Copy out the records in full, word for word, without pictures.
## Start
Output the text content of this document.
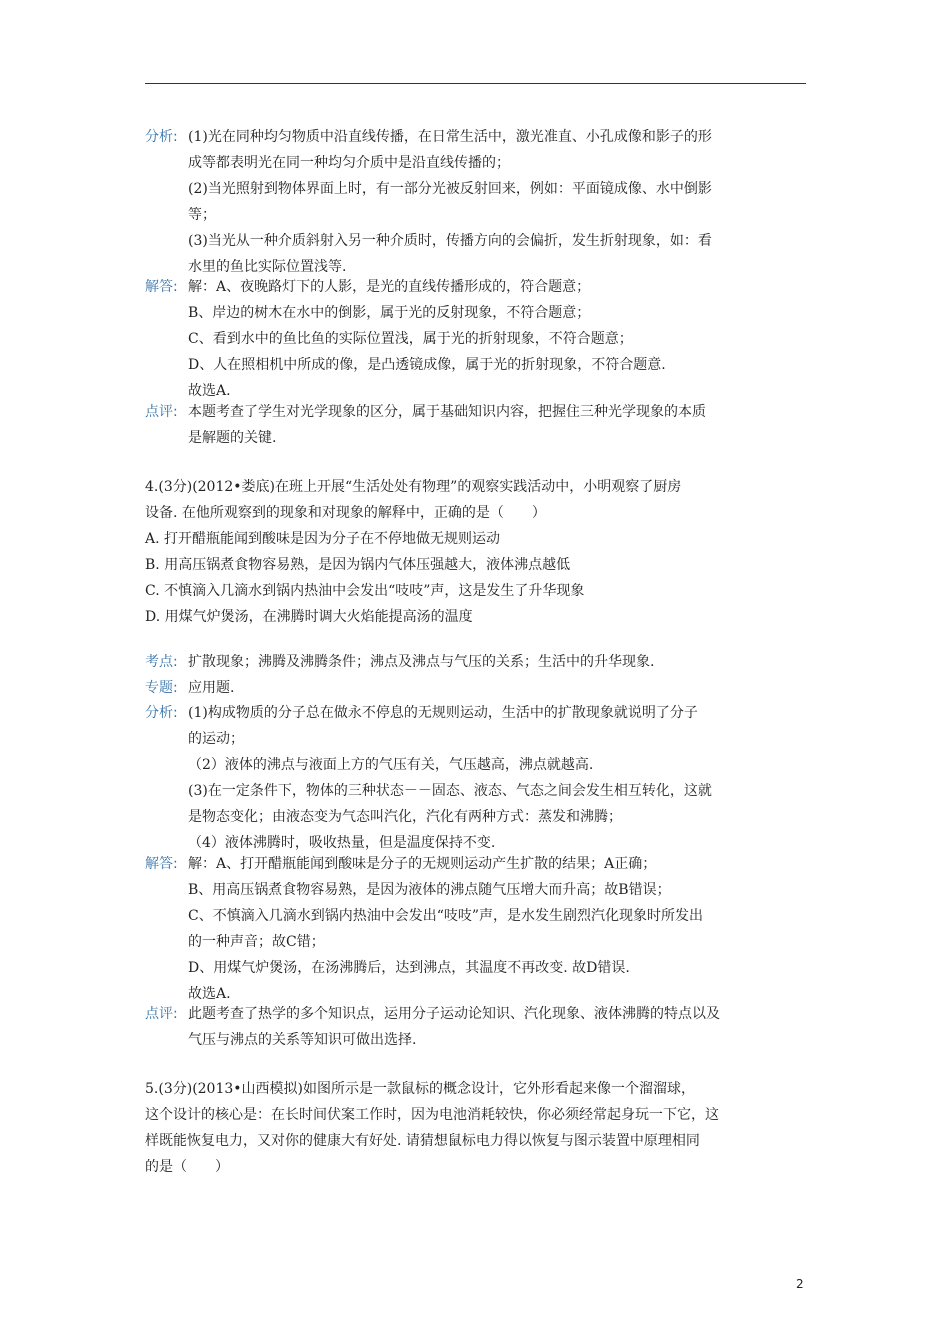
分析: (1)光在同种均匀物质中沿直线传播，在日常生活中，激光准直、小孔成像和影子的形
成等都表明光在同一种均匀介质中是沿直线传播的；
(2)当光照射到物体界面上时，有一部分光被反射回来，例如：平面镜成像、水中倒影
等；
(3)当光从一种介质斜射入另一种介质时，传播方向的会偏折，发生折射现象，如：看
水里的鱼比实际位置浅等.
解答: 解：A、夜晚路灯下的人影，是光的直线传播形成的，符合题意；
B、岸边的树木在水中的倒影，属于光的反射现象，不符合题意；
C、看到水中的鱼比鱼的实际位置浅，属于光的折射现象，不符合题意；
D、人在照相机中所成的像，是凸透镜成像，属于光的折射现象，不符合题意.
故选A.
点评: 本题考查了学生对光学现象的区分，属于基础知识内容，把握住三种光学现象的本质
是解题的关键.
4.(3分)(2012•娄底)在班上开展“生活处处有物理”的观察实践活动中，小明观察了厨房
设备. 在他所观察到的现象和对现象的解释中，正确的是（　　）
A. 打开醋瓶能闻到酸味是因为分子在不停地做无规则运动
B. 用高压锅煮食物容易熟，是因为锅内气体压强越大，液体沸点越低
C. 不慎滴入几滴水到锅内热油中会发出“吱吱”声，这是发生了升华现象
D. 用煤气炉煲汤，在沸腾时调大火焰能提高汤的温度
考点: 扩散现象；沸腾及沸腾条件；沸点及沸点与气压的关系；生活中的升华现象.
专题: 应用题.
分析: (1)构成物质的分子总在做永不停息的无规则运动，生活中的扩散现象就说明了分子
的运动；
（2）液体的沸点与液面上方的气压有关，气压越高，沸点就越高.
(3)在一定条件下，物体的三种状态－－固态、液态、气态之间会发生相互转化，这就
是物态变化；由液态变为气态叫汽化，汽化有两种方式：蒸发和沸腾；
（4）液体沸腾时，吸收热量，但是温度保持不变.
解答: 解：A、打开醋瓶能闻到酸味是分子的无规则运动产生扩散的结果；A正确；
B、用高压锅煮食物容易熟，是因为液体的沸点随气压增大而升高；故B错误；
C、不慎滴入几滴水到锅内热油中会发出“吱吱”声，是水发生剧烈汽化现象时所发出
的一种声音；故C错；
D、用煤气炉煲汤，在汤沸腾后，达到沸点，其温度不再改变. 故D错误.
故选A.
点评: 此题考查了热学的多个知识点，运用分子运动论知识、汽化现象、液体沸腾的特点以及
气压与沸点的关系等知识可做出选择.
5.(3分)(2013•山西模拟)如图所示是一款鼠标的概念设计，它外形看起来像一个溜溜球，
这个设计的核心是：在长时间伏案工作时，因为电池消耗较快，你必须经常起身玩一下它，这
样既能恢复电力，又对你的健康大有好处. 请猜想鼠标电力得以恢复与图示装置中原理相同
的是（　　）
2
## End
EXERCISE RESULT
Output the text content of this document.
分析: (1)光在同种均匀物质中沿直线传播，在日常生活中，激光准直、小孔成像和影子的形
成等都表明光在同一种均匀介质中是沿直线传播的；
(2)当光照射到物体界面上时，有一部分光被反射回来，例如：平面镜成像、水中倒影
等；
(3)当光从一种介质斜射入另一种介质时，传播方向的会偏折，发生折射现象，如：看
水里的鱼比实际位置浅等.
解答: 解：A、夜晚路灯下的人影，是光的直线传播形成的，符合题意；
B、岸边的树木在水中的倒影，属于光的反射现象，不符合题意；
C、看到水中的鱼比鱼的实际位置浅，属于光的折射现象，不符合题意；
D、人在照相机中所成的像，是凸透镜成像，属于光的折射现象，不符合题意.
故选A.
点评: 本题考查了学生对光学现象的区分，属于基础知识内容，把握住三种光学现象的本质
是解题的关键.
4.(3分)(2012•娄底)在班上开展“生活处处有物理”的观察实践活动中，小明观察了厨房
设备. 在他所观察到的现象和对现象的解释中，正确的是（　　）
A. 打开醋瓶能闻到酸味是因为分子在不停地做无规则运动
B. 用高压锅煮食物容易熟，是因为锅内气体压强越大，液体沸点越低
C. 不慎滴入几滴水到锅内热油中会发出“吱吱”声，这是发生了升华现象
D. 用煤气炉煲汤，在沸腾时调大火焰能提高汤的温度
考点: 扩散现象；沸腾及沸腾条件；沸点及沸点与气压的关系；生活中的升华现象.
专题: 应用题.
分析: (1)构成物质的分子总在做永不停息的无规则运动，生活中的扩散现象就说明了分子
的运动；
（2）液体的沸点与液面上方的气压有关，气压越高，沸点就越高.
(3)在一定条件下，物体的三种状态－－固态、液态、气态之间会发生相互转化，这就
是物态变化；由液态变为气态叫汽化，汽化有两种方式：蒸发和沸腾；
（4）液体沸腾时，吸收热量，但是温度保持不变.
解答: 解：A、打开醋瓶能闻到酸味是分子的无规则运动产生扩散的结果；A正确；
B、用高压锅煮食物容易熟，是因为液体的沸点随气压增大而升高；故B错误；
C、不慎滴入几滴水到锅内热油中会发出“吱吱”声，是水发生剧烈汽化现象时所发出
的一种声音；故C错；
D、用煤气炉煲汤，在汤沸腾后，达到沸点，其温度不再改变. 故D错误.
故选A.
点评: 此题考查了热学的多个知识点，运用分子运动论知识、汽化现象、液体沸腾的特点以及
气压与沸点的关系等知识可做出选择.
5.(3分)(2013•山西模拟)如图所示是一款鼠标的概念设计，它外形看起来像一个溜溜球，
这个设计的核心是：在长时间伏案工作时，因为电池消耗较快，你必须经常起身玩一下它，这
样既能恢复电力，又对你的健康大有好处. 请猜想鼠标电力得以恢复与图示装置中原理相同
的是（　　）
2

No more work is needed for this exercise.